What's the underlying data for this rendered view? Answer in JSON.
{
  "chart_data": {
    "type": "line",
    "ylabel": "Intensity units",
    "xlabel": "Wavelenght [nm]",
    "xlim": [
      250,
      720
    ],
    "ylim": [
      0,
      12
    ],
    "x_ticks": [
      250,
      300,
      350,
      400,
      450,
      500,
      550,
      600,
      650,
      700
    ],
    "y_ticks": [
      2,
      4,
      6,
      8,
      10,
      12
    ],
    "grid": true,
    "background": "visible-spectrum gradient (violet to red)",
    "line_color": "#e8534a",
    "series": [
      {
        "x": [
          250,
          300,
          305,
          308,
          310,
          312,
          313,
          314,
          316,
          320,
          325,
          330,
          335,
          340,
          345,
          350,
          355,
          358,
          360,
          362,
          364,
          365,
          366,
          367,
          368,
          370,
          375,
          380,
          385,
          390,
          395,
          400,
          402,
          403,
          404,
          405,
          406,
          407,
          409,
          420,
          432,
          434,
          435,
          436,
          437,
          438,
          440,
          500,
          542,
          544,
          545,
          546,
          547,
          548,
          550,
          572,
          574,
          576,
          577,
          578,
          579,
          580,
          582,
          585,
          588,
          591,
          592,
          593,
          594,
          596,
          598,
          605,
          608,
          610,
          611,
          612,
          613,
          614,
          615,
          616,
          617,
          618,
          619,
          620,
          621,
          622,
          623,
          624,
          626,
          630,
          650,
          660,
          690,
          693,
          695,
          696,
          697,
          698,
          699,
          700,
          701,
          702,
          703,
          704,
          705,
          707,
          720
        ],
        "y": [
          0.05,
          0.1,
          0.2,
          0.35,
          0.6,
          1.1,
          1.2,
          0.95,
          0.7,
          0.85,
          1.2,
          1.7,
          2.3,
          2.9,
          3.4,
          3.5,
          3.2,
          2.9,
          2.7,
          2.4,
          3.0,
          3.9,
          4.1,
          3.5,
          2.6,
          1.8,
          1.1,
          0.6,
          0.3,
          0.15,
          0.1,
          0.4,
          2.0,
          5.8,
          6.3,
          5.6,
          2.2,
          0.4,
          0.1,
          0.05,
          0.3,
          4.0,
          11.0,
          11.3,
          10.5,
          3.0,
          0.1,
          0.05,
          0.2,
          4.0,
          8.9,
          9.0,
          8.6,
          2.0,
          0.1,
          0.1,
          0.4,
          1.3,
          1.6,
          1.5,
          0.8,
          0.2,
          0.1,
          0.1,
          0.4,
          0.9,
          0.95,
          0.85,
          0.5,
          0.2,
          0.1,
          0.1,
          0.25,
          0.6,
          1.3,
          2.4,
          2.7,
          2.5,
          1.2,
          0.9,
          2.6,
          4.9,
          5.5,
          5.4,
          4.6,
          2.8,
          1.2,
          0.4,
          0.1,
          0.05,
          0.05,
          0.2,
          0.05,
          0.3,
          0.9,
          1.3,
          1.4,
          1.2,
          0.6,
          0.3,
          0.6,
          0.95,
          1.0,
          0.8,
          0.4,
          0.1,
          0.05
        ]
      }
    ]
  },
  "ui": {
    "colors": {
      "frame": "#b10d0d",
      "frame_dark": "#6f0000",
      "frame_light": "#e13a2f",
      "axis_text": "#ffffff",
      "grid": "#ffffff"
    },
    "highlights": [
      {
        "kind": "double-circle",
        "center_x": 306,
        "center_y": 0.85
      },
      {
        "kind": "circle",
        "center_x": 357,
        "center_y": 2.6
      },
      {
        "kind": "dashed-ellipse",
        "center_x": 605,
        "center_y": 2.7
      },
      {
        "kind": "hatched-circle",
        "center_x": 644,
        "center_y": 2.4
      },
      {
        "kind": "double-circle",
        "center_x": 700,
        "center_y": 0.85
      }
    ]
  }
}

§ **Problem description**:
Give back all the data exactly as written.

§ **Written reply**:
What's the underlying data for this rendered view? Answer in JSON.
{
  "chart_data": {
    "type": "line",
    "ylabel": "Intensity units",
    "xlabel": "Wavelenght [nm]",
    "xlim": [
      250,
      720
    ],
    "ylim": [
      0,
      12
    ],
    "x_ticks": [
      250,
      300,
      350,
      400,
      450,
      500,
      550,
      600,
      650,
      700
    ],
    "y_ticks": [
      2,
      4,
      6,
      8,
      10,
      12
    ],
    "grid": true,
    "background": "visible-spectrum gradient (violet to red)",
    "line_color": "#e8534a",
    "series": [
      {
        "x": [
          250,
          300,
          305,
          308,
          310,
          312,
          313,
          314,
          316,
          320,
          325,
          330,
          335,
          340,
          345,
          350,
          355,
          358,
          360,
          362,
          364,
          365,
          366,
          367,
          368,
          370,
          375,
          380,
          385,
          390,
          395,
          400,
          402,
          403,
          404,
          405,
          406,
          407,
          409,
          420,
          432,
          434,
          435,
          436,
          437,
          438,
          440,
          500,
          542,
          544,
          545,
          546,
          547,
          548,
          550,
          572,
          574,
          576,
          577,
          578,
          579,
          580,
          582,
          585,
          588,
          591,
          592,
          593,
          594,
          596,
          598,
          605,
          608,
          610,
          611,
          612,
          613,
          614,
          615,
          616,
          617,
          618,
          619,
          620,
          621,
          622,
          623,
          624,
          626,
          630,
          650,
          660,
          690,
          693,
          695,
          696,
          697,
          698,
          699,
          700,
          701,
          702,
          703,
          704,
          705,
          707,
          720
        ],
        "y": [
          0.05,
          0.1,
          0.2,
          0.35,
          0.6,
          1.1,
          1.2,
          0.95,
          0.7,
          0.85,
          1.2,
          1.7,
          2.3,
          2.9,
          3.4,
          3.5,
          3.2,
          2.9,
          2.7,
          2.4,
          3.0,
          3.9,
          4.1,
          3.5,
          2.6,
          1.8,
          1.1,
          0.6,
          0.3,
          0.15,
          0.1,
          0.4,
          2.0,
          5.8,
          6.3,
          5.6,
          2.2,
          0.4,
          0.1,
          0.05,
          0.3,
          4.0,
          11.0,
          11.3,
          10.5,
          3.0,
          0.1,
          0.05,
          0.2,
          4.0,
          8.9,
          9.0,
          8.6,
          2.0,
          0.1,
          0.1,
          0.4,
          1.3,
          1.6,
          1.5,
          0.8,
          0.2,
          0.1,
          0.1,
          0.4,
          0.9,
          0.95,
          0.85,
          0.5,
          0.2,
          0.1,
          0.1,
          0.25,
          0.6,
          1.3,
          2.4,
          2.7,
          2.5,
          1.2,
          0.9,
          2.6,
          4.9,
          5.5,
          5.4,
          4.6,
          2.8,
          1.2,
          0.4,
          0.1,
          0.05,
          0.05,
          0.2,
          0.05,
          0.3,
          0.9,
          1.3,
          1.4,
          1.2,
          0.6,
          0.3,
          0.6,
          0.95,
          1.0,
          0.8,
          0.4,
          0.1,
          0.05
        ]
      }
    ]
  },
  "ui": {
    "colors": {
      "frame": "#b10d0d",
      "frame_dark": "#6f0000",
      "frame_light": "#e13a2f",
      "axis_text": "#ffffff",
      "grid": "#ffffff"
    },
    "highlights": [
      {
        "kind": "double-circle",
        "center_x": 306,
        "center_y": 0.85
      },
      {
        "kind": "circle",
        "center_x": 357,
        "center_y": 2.6
      },
      {
        "kind": "dashed-ellipse",
        "center_x": 605,
        "center_y": 2.7
      },
      {
        "kind": "hatched-circle",
        "center_x": 644,
        "center_y": 2.4
      },
      {
        "kind": "double-circle",
        "center_x": 700,
        "center_y": 0.85
      }
    ]
  }
}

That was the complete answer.